*Your goal*: Write out every record in full, exactly as written, please.

Dataset listings of figures
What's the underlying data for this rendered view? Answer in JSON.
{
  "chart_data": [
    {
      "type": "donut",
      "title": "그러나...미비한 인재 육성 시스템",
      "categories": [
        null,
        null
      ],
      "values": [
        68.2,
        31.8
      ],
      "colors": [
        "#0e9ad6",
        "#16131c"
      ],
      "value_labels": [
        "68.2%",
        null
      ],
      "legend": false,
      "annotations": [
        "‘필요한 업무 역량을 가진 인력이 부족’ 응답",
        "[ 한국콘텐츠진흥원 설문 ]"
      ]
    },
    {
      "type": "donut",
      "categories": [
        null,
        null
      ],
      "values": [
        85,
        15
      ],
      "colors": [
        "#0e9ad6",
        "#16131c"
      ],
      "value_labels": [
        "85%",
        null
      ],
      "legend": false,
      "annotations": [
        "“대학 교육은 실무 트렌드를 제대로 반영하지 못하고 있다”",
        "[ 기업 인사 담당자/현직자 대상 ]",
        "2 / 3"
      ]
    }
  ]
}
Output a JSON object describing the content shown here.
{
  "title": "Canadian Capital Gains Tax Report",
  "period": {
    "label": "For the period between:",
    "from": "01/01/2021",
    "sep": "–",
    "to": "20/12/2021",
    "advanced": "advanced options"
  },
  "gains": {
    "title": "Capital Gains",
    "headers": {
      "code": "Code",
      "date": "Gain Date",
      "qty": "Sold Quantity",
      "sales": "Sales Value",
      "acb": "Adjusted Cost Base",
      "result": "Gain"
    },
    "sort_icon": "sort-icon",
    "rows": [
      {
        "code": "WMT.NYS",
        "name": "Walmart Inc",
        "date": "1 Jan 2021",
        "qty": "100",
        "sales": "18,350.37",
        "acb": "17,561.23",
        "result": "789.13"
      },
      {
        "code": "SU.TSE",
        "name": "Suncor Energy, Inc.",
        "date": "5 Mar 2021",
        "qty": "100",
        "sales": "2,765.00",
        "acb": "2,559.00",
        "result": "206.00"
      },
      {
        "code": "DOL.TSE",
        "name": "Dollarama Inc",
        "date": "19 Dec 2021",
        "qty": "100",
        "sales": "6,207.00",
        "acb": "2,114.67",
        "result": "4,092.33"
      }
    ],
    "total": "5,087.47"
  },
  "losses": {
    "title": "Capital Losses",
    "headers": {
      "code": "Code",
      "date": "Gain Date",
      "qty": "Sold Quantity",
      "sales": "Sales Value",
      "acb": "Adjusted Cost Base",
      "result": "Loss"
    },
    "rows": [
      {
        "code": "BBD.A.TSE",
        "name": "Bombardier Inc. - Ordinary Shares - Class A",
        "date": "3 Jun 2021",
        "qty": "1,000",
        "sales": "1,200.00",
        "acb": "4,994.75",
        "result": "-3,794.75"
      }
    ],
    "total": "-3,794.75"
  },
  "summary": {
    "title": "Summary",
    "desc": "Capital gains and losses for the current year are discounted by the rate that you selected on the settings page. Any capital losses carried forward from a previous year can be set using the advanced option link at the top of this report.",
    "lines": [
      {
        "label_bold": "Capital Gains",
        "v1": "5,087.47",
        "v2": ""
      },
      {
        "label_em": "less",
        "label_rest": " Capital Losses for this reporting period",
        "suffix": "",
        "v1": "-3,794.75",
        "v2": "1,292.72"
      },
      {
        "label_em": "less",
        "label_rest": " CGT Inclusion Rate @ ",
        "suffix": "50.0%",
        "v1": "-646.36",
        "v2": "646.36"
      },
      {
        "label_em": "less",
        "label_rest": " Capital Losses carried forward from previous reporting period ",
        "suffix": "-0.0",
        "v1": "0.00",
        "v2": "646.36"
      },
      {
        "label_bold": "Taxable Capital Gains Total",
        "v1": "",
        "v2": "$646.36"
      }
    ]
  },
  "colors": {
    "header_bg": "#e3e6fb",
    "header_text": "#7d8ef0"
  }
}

*Reply*:
What's the underlying data for this rendered view? Answer in JSON.
{
  "chart_data": [
    {
      "type": "donut",
      "title": "그러나...미비한 인재 육성 시스템",
      "categories": [
        null,
        null
      ],
      "values": [
        68.2,
        31.8
      ],
      "colors": [
        "#0e9ad6",
        "#16131c"
      ],
      "value_labels": [
        "68.2%",
        null
      ],
      "legend": false,
      "annotations": [
        "‘필요한 업무 역량을 가진 인력이 부족’ 응답",
        "[ 한국콘텐츠진흥원 설문 ]"
      ]
    },
    {
      "type": "donut",
      "categories": [
        null,
        null
      ],
      "values": [
        85,
        15
      ],
      "colors": [
        "#0e9ad6",
        "#16131c"
      ],
      "value_labels": [
        "85%",
        null
      ],
      "legend": false,
      "annotations": [
        "“대학 교육은 실무 트렌드를 제대로 반영하지 못하고 있다”",
        "[ 기업 인사 담당자/현직자 대상 ]",
        "2 / 3"
      ]
    }
  ]
}
Output a JSON object describing the content shown here.
{
  "title": "Canadian Capital Gains Tax Report",
  "period": {
    "label": "For the period between:",
    "from": "01/01/2021",
    "sep": "–",
    "to": "20/12/2021",
    "advanced": "advanced options"
  },
  "gains": {
    "title": "Capital Gains",
    "headers": {
      "code": "Code",
      "date": "Gain Date",
      "qty": "Sold Quantity",
      "sales": "Sales Value",
      "acb": "Adjusted Cost Base",
      "result": "Gain"
    },
    "sort_icon": "sort-icon",
    "rows": [
      {
        "code": "WMT.NYS",
        "name": "Walmart Inc",
        "date": "1 Jan 2021",
        "qty": "100",
        "sales": "18,350.37",
        "acb": "17,561.23",
        "result": "789.13"
      },
      {
        "code": "SU.TSE",
        "name": "Suncor Energy, Inc.",
        "date": "5 Mar 2021",
        "qty": "100",
        "sales": "2,765.00",
        "acb": "2,559.00",
        "result": "206.00"
      },
      {
        "code": "DOL.TSE",
        "name": "Dollarama Inc",
        "date": "19 Dec 2021",
        "qty": "100",
        "sales": "6,207.00",
        "acb": "2,114.67",
        "result": "4,092.33"
      }
    ],
    "total": "5,087.47"
  },
  "losses": {
    "title": "Capital Losses",
    "headers": {
      "code": "Code",
      "date": "Gain Date",
      "qty": "Sold Quantity",
      "sales": "Sales Value",
      "acb": "Adjusted Cost Base",
      "result": "Loss"
    },
    "rows": [
      {
        "code": "BBD.A.TSE",
        "name": "Bombardier Inc. - Ordinary Shares - Class A",
        "date": "3 Jun 2021",
        "qty": "1,000",
        "sales": "1,200.00",
        "acb": "4,994.75",
        "result": "-3,794.75"
      }
    ],
    "total": "-3,794.75"
  },
  "summary": {
    "title": "Summary",
    "desc": "Capital gains and losses for the current year are discounted by the rate that you selected on the settings page. Any capital losses carried forward from a previous year can be set using the advanced option link at the top of this report.",
    "lines": [
      {
        "label_bold": "Capital Gains",
        "v1": "5,087.47",
        "v2": ""
      },
      {
        "label_em": "less",
        "label_rest": " Capital Losses for this reporting period",
        "suffix": "",
        "v1": "-3,794.75",
        "v2": "1,292.72"
      },
      {
        "label_em": "less",
        "label_rest": " CGT Inclusion Rate @ ",
        "suffix": "50.0%",
        "v1": "-646.36",
        "v2": "646.36"
      },
      {
        "label_em": "less",
        "label_rest": " Capital Losses carried forward from previous reporting period ",
        "suffix": "-0.0",
        "v1": "0.00",
        "v2": "646.36"
      },
      {
        "label_bold": "Taxable Capital Gains Total",
        "v1": "",
        "v2": "$646.36"
      }
    ]
  },
  "colors": {
    "header_bg": "#e3e6fb",
    "header_text": "#7d8ef0"
  }
}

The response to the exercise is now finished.